GIVEN ENTRIES -
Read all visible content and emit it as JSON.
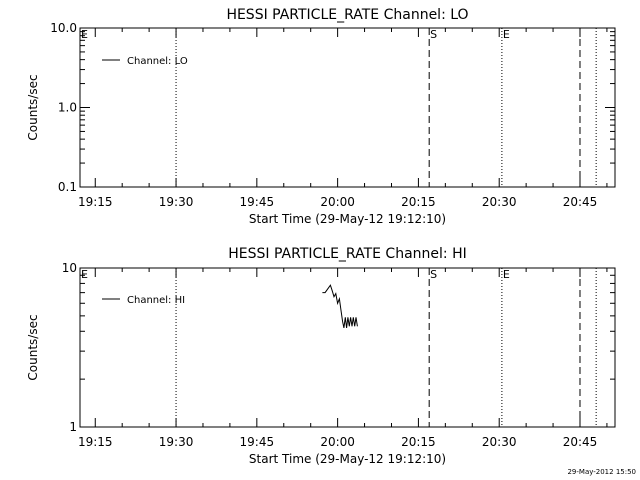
{
  "chart_data": [
    {
      "type": "line",
      "title": "HESSI PARTICLE_RATE Channel: LO",
      "xlabel": "Start Time (29-May-12 19:12:10)",
      "ylabel": "Counts/sec",
      "y_scale": "log",
      "ylim": [
        0.1,
        10.0
      ],
      "y_ticks": [
        {
          "value": 0.1,
          "label": "0.1"
        },
        {
          "value": 1.0,
          "label": "1.0"
        },
        {
          "value": 10.0,
          "label": "10.0"
        }
      ],
      "xlim": [
        "19:12:10",
        "20:51:30"
      ],
      "x_ticks": [
        "19:15",
        "19:30",
        "19:45",
        "20:00",
        "20:15",
        "20:30",
        "20:45"
      ],
      "legend": {
        "position": "top-left",
        "entries": [
          "Channel: LO"
        ]
      },
      "series": [
        {
          "name": "Channel: LO",
          "points": []
        }
      ],
      "markers": [
        {
          "time": "19:12:10",
          "style": "none",
          "label": "E"
        },
        {
          "time": "19:30:00",
          "style": "dotted",
          "label": ""
        },
        {
          "time": "20:17:00",
          "style": "dashed",
          "label": "S"
        },
        {
          "time": "20:30:30",
          "style": "dotted",
          "label": "E"
        },
        {
          "time": "20:45:00",
          "style": "dashed",
          "label": ""
        },
        {
          "time": "20:48:00",
          "style": "dotted",
          "label": ""
        }
      ]
    },
    {
      "type": "line",
      "title": "HESSI PARTICLE_RATE Channel: HI",
      "xlabel": "Start Time (29-May-12 19:12:10)",
      "ylabel": "Counts/sec",
      "y_scale": "log",
      "ylim": [
        1,
        10
      ],
      "y_ticks": [
        {
          "value": 1,
          "label": "1"
        },
        {
          "value": 10,
          "label": "10"
        }
      ],
      "xlim": [
        "19:12:10",
        "20:51:30"
      ],
      "x_ticks": [
        "19:15",
        "19:30",
        "19:45",
        "20:00",
        "20:15",
        "20:30",
        "20:45"
      ],
      "legend": {
        "position": "top-left",
        "entries": [
          "Channel: HI"
        ]
      },
      "series": [
        {
          "name": "Channel: HI",
          "points": [
            {
              "x": "19:57:10",
              "y": 7.0
            },
            {
              "x": "19:57:40",
              "y": 7.0
            },
            {
              "x": "19:58:10",
              "y": 7.4
            },
            {
              "x": "19:58:40",
              "y": 7.8
            },
            {
              "x": "19:59:00",
              "y": 7.2
            },
            {
              "x": "19:59:20",
              "y": 6.6
            },
            {
              "x": "19:59:40",
              "y": 6.9
            },
            {
              "x": "20:00:00",
              "y": 6.0
            },
            {
              "x": "20:00:20",
              "y": 6.4
            },
            {
              "x": "20:00:40",
              "y": 5.3
            },
            {
              "x": "20:00:55",
              "y": 4.6
            },
            {
              "x": "20:01:10",
              "y": 4.2
            },
            {
              "x": "20:01:25",
              "y": 4.9
            },
            {
              "x": "20:01:40",
              "y": 4.2
            },
            {
              "x": "20:01:55",
              "y": 4.9
            },
            {
              "x": "20:02:10",
              "y": 4.3
            },
            {
              "x": "20:02:25",
              "y": 4.9
            },
            {
              "x": "20:02:40",
              "y": 4.3
            },
            {
              "x": "20:02:55",
              "y": 4.9
            },
            {
              "x": "20:03:10",
              "y": 4.3
            },
            {
              "x": "20:03:25",
              "y": 4.9
            },
            {
              "x": "20:03:40",
              "y": 4.3
            }
          ]
        }
      ],
      "markers": [
        {
          "time": "19:12:10",
          "style": "none",
          "label": "E"
        },
        {
          "time": "19:30:00",
          "style": "dotted",
          "label": ""
        },
        {
          "time": "20:17:00",
          "style": "dashed",
          "label": "S"
        },
        {
          "time": "20:30:30",
          "style": "dotted",
          "label": "E"
        },
        {
          "time": "20:45:00",
          "style": "dashed",
          "label": ""
        },
        {
          "time": "20:48:00",
          "style": "dotted",
          "label": ""
        }
      ]
    }
  ],
  "timestamp": "29-May-2012 15:50"
}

STATED TASK -
Copy each line above precisely, dropping the pictures.

TASK SOLUTION -
Read all visible content and emit it as JSON.
{
  "chart_data": [
    {
      "type": "line",
      "title": "HESSI PARTICLE_RATE Channel: LO",
      "xlabel": "Start Time (29-May-12 19:12:10)",
      "ylabel": "Counts/sec",
      "y_scale": "log",
      "ylim": [
        0.1,
        10.0
      ],
      "y_ticks": [
        {
          "value": 0.1,
          "label": "0.1"
        },
        {
          "value": 1.0,
          "label": "1.0"
        },
        {
          "value": 10.0,
          "label": "10.0"
        }
      ],
      "xlim": [
        "19:12:10",
        "20:51:30"
      ],
      "x_ticks": [
        "19:15",
        "19:30",
        "19:45",
        "20:00",
        "20:15",
        "20:30",
        "20:45"
      ],
      "legend": {
        "position": "top-left",
        "entries": [
          "Channel: LO"
        ]
      },
      "series": [
        {
          "name": "Channel: LO",
          "points": []
        }
      ],
      "markers": [
        {
          "time": "19:12:10",
          "style": "none",
          "label": "E"
        },
        {
          "time": "19:30:00",
          "style": "dotted",
          "label": ""
        },
        {
          "time": "20:17:00",
          "style": "dashed",
          "label": "S"
        },
        {
          "time": "20:30:30",
          "style": "dotted",
          "label": "E"
        },
        {
          "time": "20:45:00",
          "style": "dashed",
          "label": ""
        },
        {
          "time": "20:48:00",
          "style": "dotted",
          "label": ""
        }
      ]
    },
    {
      "type": "line",
      "title": "HESSI PARTICLE_RATE Channel: HI",
      "xlabel": "Start Time (29-May-12 19:12:10)",
      "ylabel": "Counts/sec",
      "y_scale": "log",
      "ylim": [
        1,
        10
      ],
      "y_ticks": [
        {
          "value": 1,
          "label": "1"
        },
        {
          "value": 10,
          "label": "10"
        }
      ],
      "xlim": [
        "19:12:10",
        "20:51:30"
      ],
      "x_ticks": [
        "19:15",
        "19:30",
        "19:45",
        "20:00",
        "20:15",
        "20:30",
        "20:45"
      ],
      "legend": {
        "position": "top-left",
        "entries": [
          "Channel: HI"
        ]
      },
      "series": [
        {
          "name": "Channel: HI",
          "points": [
            {
              "x": "19:57:10",
              "y": 7.0
            },
            {
              "x": "19:57:40",
              "y": 7.0
            },
            {
              "x": "19:58:10",
              "y": 7.4
            },
            {
              "x": "19:58:40",
              "y": 7.8
            },
            {
              "x": "19:59:00",
              "y": 7.2
            },
            {
              "x": "19:59:20",
              "y": 6.6
            },
            {
              "x": "19:59:40",
              "y": 6.9
            },
            {
              "x": "20:00:00",
              "y": 6.0
            },
            {
              "x": "20:00:20",
              "y": 6.4
            },
            {
              "x": "20:00:40",
              "y": 5.3
            },
            {
              "x": "20:00:55",
              "y": 4.6
            },
            {
              "x": "20:01:10",
              "y": 4.2
            },
            {
              "x": "20:01:25",
              "y": 4.9
            },
            {
              "x": "20:01:40",
              "y": 4.2
            },
            {
              "x": "20:01:55",
              "y": 4.9
            },
            {
              "x": "20:02:10",
              "y": 4.3
            },
            {
              "x": "20:02:25",
              "y": 4.9
            },
            {
              "x": "20:02:40",
              "y": 4.3
            },
            {
              "x": "20:02:55",
              "y": 4.9
            },
            {
              "x": "20:03:10",
              "y": 4.3
            },
            {
              "x": "20:03:25",
              "y": 4.9
            },
            {
              "x": "20:03:40",
              "y": 4.3
            }
          ]
        }
      ],
      "markers": [
        {
          "time": "19:12:10",
          "style": "none",
          "label": "E"
        },
        {
          "time": "19:30:00",
          "style": "dotted",
          "label": ""
        },
        {
          "time": "20:17:00",
          "style": "dashed",
          "label": "S"
        },
        {
          "time": "20:30:30",
          "style": "dotted",
          "label": "E"
        },
        {
          "time": "20:45:00",
          "style": "dashed",
          "label": ""
        },
        {
          "time": "20:48:00",
          "style": "dotted",
          "label": ""
        }
      ]
    }
  ],
  "timestamp": "29-May-2012 15:50"
}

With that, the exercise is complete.